## EXERCISE BRIEF
Quote all of the data below exactly, please.

## EXTRACTED INFORMATION
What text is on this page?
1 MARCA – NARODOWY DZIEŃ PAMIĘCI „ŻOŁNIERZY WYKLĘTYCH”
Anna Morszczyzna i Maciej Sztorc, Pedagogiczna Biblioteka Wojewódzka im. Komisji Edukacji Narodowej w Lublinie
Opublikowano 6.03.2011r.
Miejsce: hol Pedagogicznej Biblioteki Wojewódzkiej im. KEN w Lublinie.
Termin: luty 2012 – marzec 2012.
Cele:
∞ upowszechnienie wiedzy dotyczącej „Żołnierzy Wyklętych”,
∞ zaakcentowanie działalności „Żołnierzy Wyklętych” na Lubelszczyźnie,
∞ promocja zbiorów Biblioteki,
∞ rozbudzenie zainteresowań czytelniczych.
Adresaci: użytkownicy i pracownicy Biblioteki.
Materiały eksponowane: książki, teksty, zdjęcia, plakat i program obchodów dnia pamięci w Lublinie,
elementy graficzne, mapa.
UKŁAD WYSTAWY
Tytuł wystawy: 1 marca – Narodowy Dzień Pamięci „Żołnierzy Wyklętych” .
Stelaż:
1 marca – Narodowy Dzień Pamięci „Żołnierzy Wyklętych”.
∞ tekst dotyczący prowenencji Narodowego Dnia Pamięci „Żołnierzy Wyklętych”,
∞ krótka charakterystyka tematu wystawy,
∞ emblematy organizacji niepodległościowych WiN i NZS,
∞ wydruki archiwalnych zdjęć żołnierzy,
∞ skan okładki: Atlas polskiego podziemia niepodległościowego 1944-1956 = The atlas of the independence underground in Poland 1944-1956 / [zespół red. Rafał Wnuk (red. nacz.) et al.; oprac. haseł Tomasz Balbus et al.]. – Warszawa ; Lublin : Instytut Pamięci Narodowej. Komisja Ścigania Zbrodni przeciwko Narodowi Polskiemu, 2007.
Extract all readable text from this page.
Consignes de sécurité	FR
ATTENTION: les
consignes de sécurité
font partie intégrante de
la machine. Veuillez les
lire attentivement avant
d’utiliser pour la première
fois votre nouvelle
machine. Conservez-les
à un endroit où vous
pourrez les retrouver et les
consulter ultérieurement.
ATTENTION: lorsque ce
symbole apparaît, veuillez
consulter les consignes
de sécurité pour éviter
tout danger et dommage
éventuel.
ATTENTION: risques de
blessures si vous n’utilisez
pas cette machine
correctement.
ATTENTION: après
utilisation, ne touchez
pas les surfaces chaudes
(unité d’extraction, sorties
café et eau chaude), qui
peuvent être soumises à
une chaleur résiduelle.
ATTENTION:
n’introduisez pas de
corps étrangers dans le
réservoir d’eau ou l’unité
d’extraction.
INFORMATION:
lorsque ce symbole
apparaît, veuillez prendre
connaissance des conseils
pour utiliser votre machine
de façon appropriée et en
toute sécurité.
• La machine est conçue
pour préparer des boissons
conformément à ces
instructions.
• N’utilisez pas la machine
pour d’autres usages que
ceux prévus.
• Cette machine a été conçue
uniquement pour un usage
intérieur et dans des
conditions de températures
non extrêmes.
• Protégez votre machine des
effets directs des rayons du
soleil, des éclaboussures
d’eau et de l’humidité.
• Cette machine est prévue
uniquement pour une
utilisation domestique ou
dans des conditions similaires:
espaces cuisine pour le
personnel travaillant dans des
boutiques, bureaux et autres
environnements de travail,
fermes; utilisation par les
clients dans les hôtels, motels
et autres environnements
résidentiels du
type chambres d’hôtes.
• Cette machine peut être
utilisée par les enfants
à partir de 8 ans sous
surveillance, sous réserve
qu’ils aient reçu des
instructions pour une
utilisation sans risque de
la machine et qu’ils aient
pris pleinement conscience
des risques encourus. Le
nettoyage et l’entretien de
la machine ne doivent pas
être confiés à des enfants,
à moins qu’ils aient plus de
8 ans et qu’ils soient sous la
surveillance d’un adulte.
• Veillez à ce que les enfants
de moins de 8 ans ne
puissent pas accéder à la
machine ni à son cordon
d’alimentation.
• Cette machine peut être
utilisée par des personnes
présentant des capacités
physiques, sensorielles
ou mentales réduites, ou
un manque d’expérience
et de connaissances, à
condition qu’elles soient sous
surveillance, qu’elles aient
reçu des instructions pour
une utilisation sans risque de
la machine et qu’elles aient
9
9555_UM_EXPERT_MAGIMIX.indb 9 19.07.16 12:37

## TASK OUTPUT
What text is on this page?
1 MARCA – NARODOWY DZIEŃ PAMIĘCI „ŻOŁNIERZY WYKLĘTYCH”
Anna Morszczyzna i Maciej Sztorc, Pedagogiczna Biblioteka Wojewódzka im. Komisji Edukacji Narodowej w Lublinie
Opublikowano 6.03.2011r.
Miejsce: hol Pedagogicznej Biblioteki Wojewódzkiej im. KEN w Lublinie.
Termin: luty 2012 – marzec 2012.
Cele:
∞ upowszechnienie wiedzy dotyczącej „Żołnierzy Wyklętych”,
∞ zaakcentowanie działalności „Żołnierzy Wyklętych” na Lubelszczyźnie,
∞ promocja zbiorów Biblioteki,
∞ rozbudzenie zainteresowań czytelniczych.
Adresaci: użytkownicy i pracownicy Biblioteki.
Materiały eksponowane: książki, teksty, zdjęcia, plakat i program obchodów dnia pamięci w Lublinie,
elementy graficzne, mapa.
UKŁAD WYSTAWY
Tytuł wystawy: 1 marca – Narodowy Dzień Pamięci „Żołnierzy Wyklętych” .
Stelaż:
1 marca – Narodowy Dzień Pamięci „Żołnierzy Wyklętych”.
∞ tekst dotyczący prowenencji Narodowego Dnia Pamięci „Żołnierzy Wyklętych”,
∞ krótka charakterystyka tematu wystawy,
∞ emblematy organizacji niepodległościowych WiN i NZS,
∞ wydruki archiwalnych zdjęć żołnierzy,
∞ skan okładki: Atlas polskiego podziemia niepodległościowego 1944-1956 = The atlas of the independence underground in Poland 1944-1956 / [zespół red. Rafał Wnuk (red. nacz.) et al.; oprac. haseł Tomasz Balbus et al.]. – Warszawa ; Lublin : Instytut Pamięci Narodowej. Komisja Ścigania Zbrodni przeciwko Narodowi Polskiemu, 2007.
Extract all readable text from this page.
Consignes de sécurité	FR
ATTENTION: les
consignes de sécurité
font partie intégrante de
la machine. Veuillez les
lire attentivement avant
d’utiliser pour la première
fois votre nouvelle
machine. Conservez-les
à un endroit où vous
pourrez les retrouver et les
consulter ultérieurement.
ATTENTION: lorsque ce
symbole apparaît, veuillez
consulter les consignes
de sécurité pour éviter
tout danger et dommage
éventuel.
ATTENTION: risques de
blessures si vous n’utilisez
pas cette machine
correctement.
ATTENTION: après
utilisation, ne touchez
pas les surfaces chaudes
(unité d’extraction, sorties
café et eau chaude), qui
peuvent être soumises à
une chaleur résiduelle.
ATTENTION:
n’introduisez pas de
corps étrangers dans le
réservoir d’eau ou l’unité
d’extraction.
INFORMATION:
lorsque ce symbole
apparaît, veuillez prendre
connaissance des conseils
pour utiliser votre machine
de façon appropriée et en
toute sécurité.
• La machine est conçue
pour préparer des boissons
conformément à ces
instructions.
• N’utilisez pas la machine
pour d’autres usages que
ceux prévus.
• Cette machine a été conçue
uniquement pour un usage
intérieur et dans des
conditions de températures
non extrêmes.
• Protégez votre machine des
effets directs des rayons du
soleil, des éclaboussures
d’eau et de l’humidité.
• Cette machine est prévue
uniquement pour une
utilisation domestique ou
dans des conditions similaires:
espaces cuisine pour le
personnel travaillant dans des
boutiques, bureaux et autres
environnements de travail,
fermes; utilisation par les
clients dans les hôtels, motels
et autres environnements
résidentiels du
type chambres d’hôtes.
• Cette machine peut être
utilisée par les enfants
à partir de 8 ans sous
surveillance, sous réserve
qu’ils aient reçu des
instructions pour une
utilisation sans risque de
la machine et qu’ils aient
pris pleinement conscience
des risques encourus. Le
nettoyage et l’entretien de
la machine ne doivent pas
être confiés à des enfants,
à moins qu’ils aient plus de
8 ans et qu’ils soient sous la
surveillance d’un adulte.
• Veillez à ce que les enfants
de moins de 8 ans ne
puissent pas accéder à la
machine ni à son cordon
d’alimentation.
• Cette machine peut être
utilisée par des personnes
présentant des capacités
physiques, sensorielles
ou mentales réduites, ou
un manque d’expérience
et de connaissances, à
condition qu’elles soient sous
surveillance, qu’elles aient
reçu des instructions pour
une utilisation sans risque de
la machine et qu’elles aient
9
9555_UM_EXPERT_MAGIMIX.indb 9 19.07.16 12:37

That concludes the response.